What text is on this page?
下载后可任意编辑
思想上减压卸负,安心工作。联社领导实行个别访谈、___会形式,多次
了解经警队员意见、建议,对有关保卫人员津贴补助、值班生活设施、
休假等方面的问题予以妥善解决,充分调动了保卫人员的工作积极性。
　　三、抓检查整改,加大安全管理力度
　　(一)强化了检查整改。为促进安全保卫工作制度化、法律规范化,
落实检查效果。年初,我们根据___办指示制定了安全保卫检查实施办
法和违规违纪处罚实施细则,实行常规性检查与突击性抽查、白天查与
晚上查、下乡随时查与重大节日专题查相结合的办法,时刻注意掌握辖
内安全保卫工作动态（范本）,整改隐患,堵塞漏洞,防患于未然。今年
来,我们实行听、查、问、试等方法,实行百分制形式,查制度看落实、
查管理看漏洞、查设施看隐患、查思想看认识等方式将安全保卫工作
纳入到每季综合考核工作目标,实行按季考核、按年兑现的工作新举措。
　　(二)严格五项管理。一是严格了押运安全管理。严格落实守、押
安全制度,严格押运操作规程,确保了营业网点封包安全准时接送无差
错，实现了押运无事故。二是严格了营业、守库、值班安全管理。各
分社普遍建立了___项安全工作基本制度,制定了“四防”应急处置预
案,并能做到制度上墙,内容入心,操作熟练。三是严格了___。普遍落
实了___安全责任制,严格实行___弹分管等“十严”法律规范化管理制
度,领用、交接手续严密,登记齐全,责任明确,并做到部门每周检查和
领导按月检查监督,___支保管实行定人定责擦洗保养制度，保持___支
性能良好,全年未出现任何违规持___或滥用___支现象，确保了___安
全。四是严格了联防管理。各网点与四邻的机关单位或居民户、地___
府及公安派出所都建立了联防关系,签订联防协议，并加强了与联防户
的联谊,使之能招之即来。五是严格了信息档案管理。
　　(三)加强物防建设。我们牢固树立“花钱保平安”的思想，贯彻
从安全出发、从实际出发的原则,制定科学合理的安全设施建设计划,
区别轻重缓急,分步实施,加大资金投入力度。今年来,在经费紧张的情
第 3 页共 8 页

REQUIRED TASK: Send back all of the entries exactly, with nothing missing.

ANSWER FOR THIS EXERCISE:
What text is on this page?
下载后可任意编辑
思想上减压卸负,安心工作。联社领导实行个别访谈、___会形式,多次
了解经警队员意见、建议,对有关保卫人员津贴补助、值班生活设施、
休假等方面的问题予以妥善解决,充分调动了保卫人员的工作积极性。
　　三、抓检查整改,加大安全管理力度
　　(一)强化了检查整改。为促进安全保卫工作制度化、法律规范化,
落实检查效果。年初,我们根据___办指示制定了安全保卫检查实施办
法和违规违纪处罚实施细则,实行常规性检查与突击性抽查、白天查与
晚上查、下乡随时查与重大节日专题查相结合的办法,时刻注意掌握辖
内安全保卫工作动态（范本）,整改隐患,堵塞漏洞,防患于未然。今年
来,我们实行听、查、问、试等方法,实行百分制形式,查制度看落实、
查管理看漏洞、查设施看隐患、查思想看认识等方式将安全保卫工作
纳入到每季综合考核工作目标,实行按季考核、按年兑现的工作新举措。
　　(二)严格五项管理。一是严格了押运安全管理。严格落实守、押
安全制度,严格押运操作规程,确保了营业网点封包安全准时接送无差
错，实现了押运无事故。二是严格了营业、守库、值班安全管理。各
分社普遍建立了___项安全工作基本制度,制定了“四防”应急处置预
案,并能做到制度上墙,内容入心,操作熟练。三是严格了___。普遍落
实了___安全责任制,严格实行___弹分管等“十严”法律规范化管理制
度,领用、交接手续严密,登记齐全,责任明确,并做到部门每周检查和
领导按月检查监督,___支保管实行定人定责擦洗保养制度，保持___支
性能良好,全年未出现任何违规持___或滥用___支现象，确保了___安
全。四是严格了联防管理。各网点与四邻的机关单位或居民户、地___
府及公安派出所都建立了联防关系,签订联防协议，并加强了与联防户
的联谊,使之能招之即来。五是严格了信息档案管理。
　　(三)加强物防建设。我们牢固树立“花钱保平安”的思想，贯彻
从安全出发、从实际出发的原则,制定科学合理的安全设施建设计划,
区别轻重缓急,分步实施,加大资金投入力度。今年来,在经费紧张的情
第 3 页共 8 页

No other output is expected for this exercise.